(Collected data entries)
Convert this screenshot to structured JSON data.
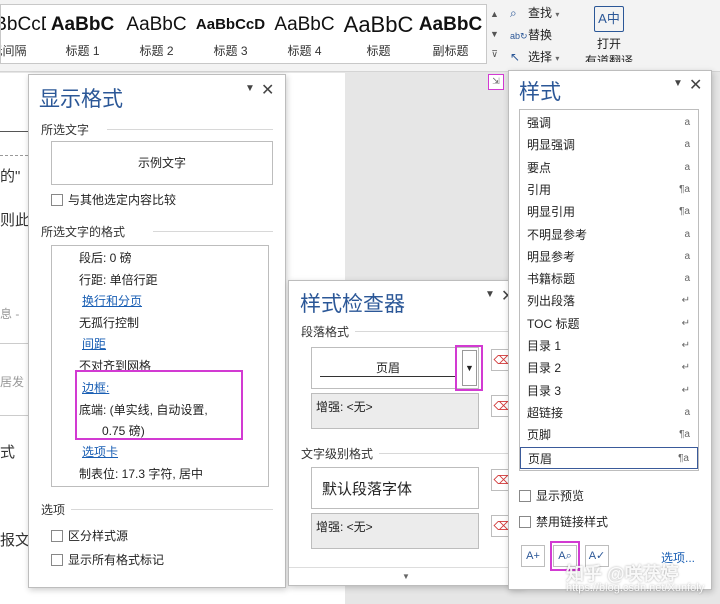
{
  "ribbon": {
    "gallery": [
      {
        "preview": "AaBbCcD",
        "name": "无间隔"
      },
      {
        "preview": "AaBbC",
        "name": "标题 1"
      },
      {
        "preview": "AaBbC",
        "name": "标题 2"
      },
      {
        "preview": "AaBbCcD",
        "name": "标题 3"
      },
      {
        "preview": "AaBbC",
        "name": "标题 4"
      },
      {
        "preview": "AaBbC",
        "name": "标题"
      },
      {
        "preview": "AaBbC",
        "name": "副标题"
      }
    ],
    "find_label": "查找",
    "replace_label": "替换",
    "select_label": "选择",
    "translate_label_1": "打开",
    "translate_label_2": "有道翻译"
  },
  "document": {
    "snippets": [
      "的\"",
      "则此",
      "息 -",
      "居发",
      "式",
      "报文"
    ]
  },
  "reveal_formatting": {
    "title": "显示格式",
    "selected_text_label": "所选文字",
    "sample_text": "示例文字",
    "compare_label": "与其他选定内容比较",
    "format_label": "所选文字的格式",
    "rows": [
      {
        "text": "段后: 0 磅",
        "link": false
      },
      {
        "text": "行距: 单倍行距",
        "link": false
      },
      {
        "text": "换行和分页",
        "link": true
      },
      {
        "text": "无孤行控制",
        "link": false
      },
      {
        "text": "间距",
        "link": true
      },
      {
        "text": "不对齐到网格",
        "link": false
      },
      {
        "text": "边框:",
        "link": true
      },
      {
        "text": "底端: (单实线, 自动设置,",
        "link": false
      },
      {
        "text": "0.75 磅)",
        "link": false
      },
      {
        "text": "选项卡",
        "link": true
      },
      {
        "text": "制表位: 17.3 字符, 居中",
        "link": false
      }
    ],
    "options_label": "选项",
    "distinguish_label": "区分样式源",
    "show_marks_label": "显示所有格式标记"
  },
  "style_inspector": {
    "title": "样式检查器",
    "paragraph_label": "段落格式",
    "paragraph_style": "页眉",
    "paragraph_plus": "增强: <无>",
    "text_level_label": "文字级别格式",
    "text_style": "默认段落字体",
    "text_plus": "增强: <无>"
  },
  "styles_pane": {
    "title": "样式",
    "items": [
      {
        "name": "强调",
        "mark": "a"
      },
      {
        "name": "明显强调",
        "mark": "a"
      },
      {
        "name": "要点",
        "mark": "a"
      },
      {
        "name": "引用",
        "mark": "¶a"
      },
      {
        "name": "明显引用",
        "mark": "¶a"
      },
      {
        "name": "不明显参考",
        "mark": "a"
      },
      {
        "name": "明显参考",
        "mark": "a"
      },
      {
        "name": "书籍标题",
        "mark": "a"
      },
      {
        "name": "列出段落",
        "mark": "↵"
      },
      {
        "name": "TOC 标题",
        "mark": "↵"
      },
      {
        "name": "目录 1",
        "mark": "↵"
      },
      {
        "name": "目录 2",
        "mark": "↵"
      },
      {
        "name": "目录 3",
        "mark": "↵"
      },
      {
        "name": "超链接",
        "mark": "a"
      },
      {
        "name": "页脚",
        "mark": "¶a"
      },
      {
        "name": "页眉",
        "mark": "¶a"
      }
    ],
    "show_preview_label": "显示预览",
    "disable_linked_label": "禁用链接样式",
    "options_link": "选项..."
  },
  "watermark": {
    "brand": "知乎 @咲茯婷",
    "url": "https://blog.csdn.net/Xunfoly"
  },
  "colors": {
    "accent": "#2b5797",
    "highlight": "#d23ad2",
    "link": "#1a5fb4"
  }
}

---

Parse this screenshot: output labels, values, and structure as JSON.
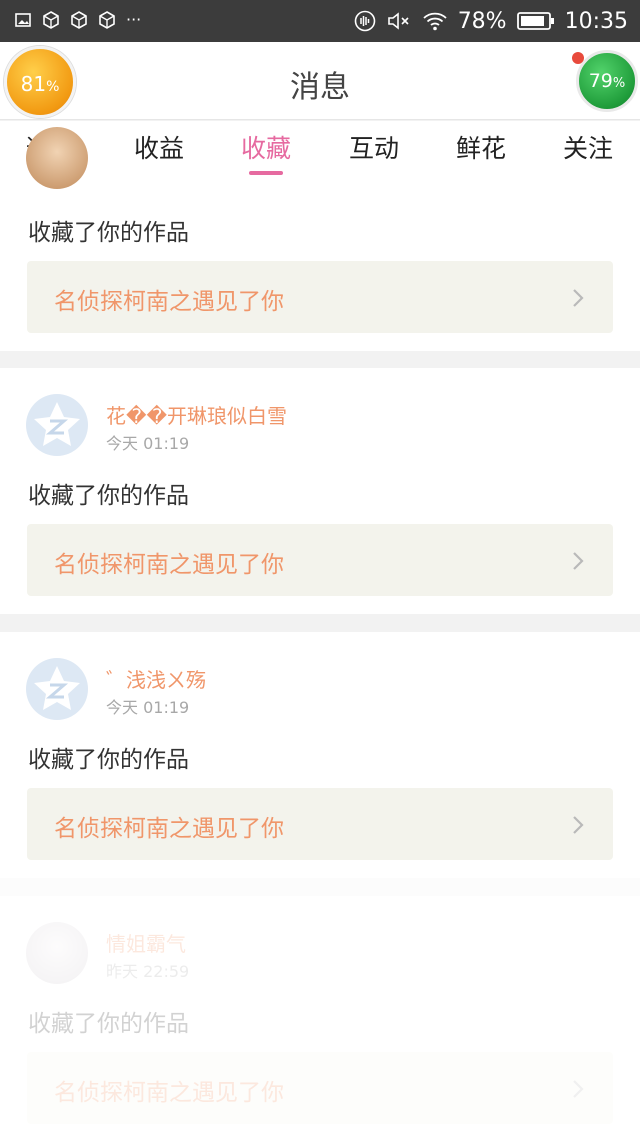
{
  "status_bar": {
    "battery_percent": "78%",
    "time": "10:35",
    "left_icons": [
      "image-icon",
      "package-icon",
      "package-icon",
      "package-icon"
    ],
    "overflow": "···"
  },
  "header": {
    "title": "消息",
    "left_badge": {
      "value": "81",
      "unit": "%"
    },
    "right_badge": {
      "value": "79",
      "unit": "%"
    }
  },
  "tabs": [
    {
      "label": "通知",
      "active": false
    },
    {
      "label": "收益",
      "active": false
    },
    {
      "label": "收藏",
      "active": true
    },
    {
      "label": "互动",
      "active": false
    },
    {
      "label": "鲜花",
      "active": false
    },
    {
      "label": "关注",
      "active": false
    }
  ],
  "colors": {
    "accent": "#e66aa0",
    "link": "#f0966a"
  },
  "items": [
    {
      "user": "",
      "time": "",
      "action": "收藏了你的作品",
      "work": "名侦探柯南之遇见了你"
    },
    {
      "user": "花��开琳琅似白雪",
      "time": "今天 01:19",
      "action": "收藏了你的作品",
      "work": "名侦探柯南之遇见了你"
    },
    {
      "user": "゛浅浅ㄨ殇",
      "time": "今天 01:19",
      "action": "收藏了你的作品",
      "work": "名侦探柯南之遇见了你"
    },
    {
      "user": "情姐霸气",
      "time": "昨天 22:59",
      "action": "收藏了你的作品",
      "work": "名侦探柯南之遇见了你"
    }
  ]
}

* * *

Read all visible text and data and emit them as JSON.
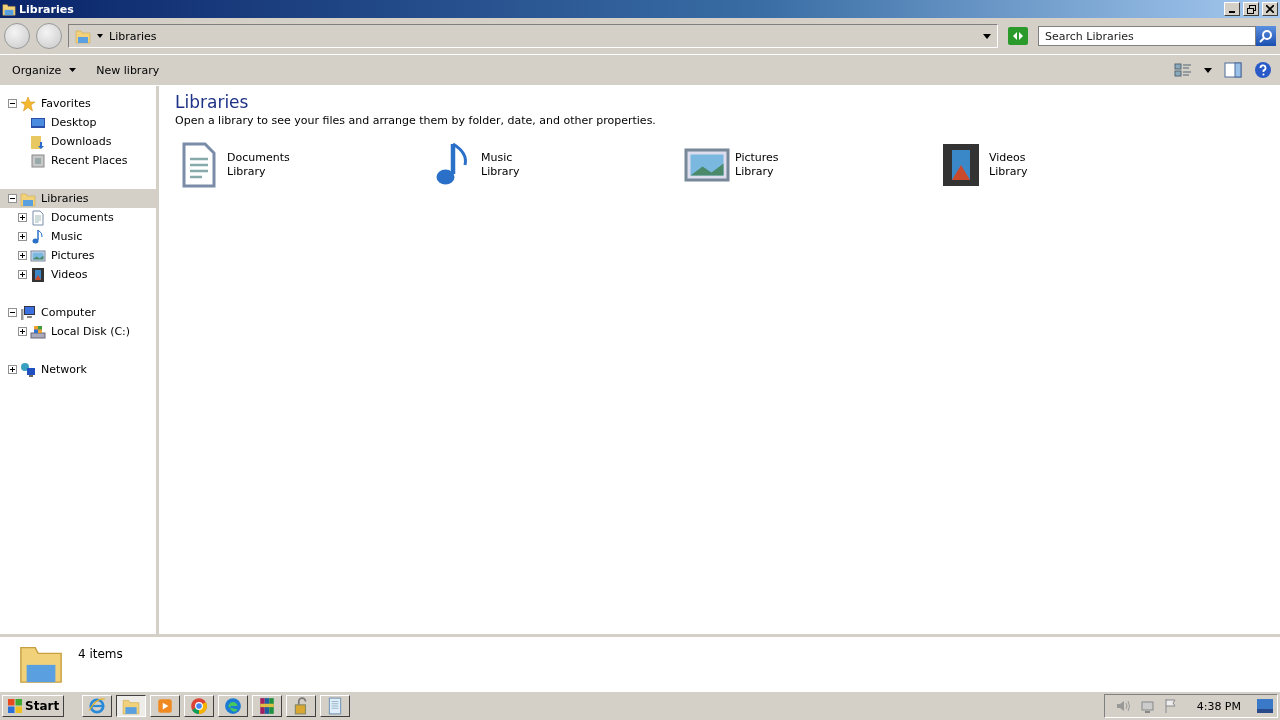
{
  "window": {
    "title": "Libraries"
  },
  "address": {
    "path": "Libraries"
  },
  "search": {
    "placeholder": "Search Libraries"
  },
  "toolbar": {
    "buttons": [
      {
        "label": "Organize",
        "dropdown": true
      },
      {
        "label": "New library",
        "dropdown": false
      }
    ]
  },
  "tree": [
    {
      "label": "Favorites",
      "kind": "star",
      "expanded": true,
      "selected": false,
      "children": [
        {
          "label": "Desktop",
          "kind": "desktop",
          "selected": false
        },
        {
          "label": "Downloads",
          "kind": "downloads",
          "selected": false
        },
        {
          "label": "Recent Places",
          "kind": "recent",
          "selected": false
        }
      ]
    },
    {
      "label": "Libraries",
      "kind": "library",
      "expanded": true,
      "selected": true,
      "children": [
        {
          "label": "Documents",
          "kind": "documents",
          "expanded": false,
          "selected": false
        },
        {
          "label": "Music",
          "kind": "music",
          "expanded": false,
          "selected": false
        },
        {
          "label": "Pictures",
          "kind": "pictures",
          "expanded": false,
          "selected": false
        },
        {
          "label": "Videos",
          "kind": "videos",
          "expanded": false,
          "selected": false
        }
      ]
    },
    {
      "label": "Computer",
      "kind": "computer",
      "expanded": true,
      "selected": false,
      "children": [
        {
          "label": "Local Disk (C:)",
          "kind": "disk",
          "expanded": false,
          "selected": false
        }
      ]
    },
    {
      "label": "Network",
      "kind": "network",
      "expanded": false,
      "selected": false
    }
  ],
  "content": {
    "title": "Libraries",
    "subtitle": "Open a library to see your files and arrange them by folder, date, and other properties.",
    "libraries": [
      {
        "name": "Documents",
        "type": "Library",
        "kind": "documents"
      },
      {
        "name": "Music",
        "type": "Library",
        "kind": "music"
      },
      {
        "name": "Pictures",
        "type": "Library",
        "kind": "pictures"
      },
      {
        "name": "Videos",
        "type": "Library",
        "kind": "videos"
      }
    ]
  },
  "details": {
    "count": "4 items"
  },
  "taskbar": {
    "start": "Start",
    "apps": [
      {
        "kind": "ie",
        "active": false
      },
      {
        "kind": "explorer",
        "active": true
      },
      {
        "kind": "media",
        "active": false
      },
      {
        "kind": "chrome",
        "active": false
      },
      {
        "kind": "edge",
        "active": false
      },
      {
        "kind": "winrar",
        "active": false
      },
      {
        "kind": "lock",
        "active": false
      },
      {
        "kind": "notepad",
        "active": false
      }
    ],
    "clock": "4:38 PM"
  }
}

**SHORT PROBLEM**
Wherever the string "screenshot" appears in the entries above, list that line.

**ANSWER BELOW**
Convert this screenshot to structured JSON data.
Parse this screenshot: output labels, values, and structure as JSON.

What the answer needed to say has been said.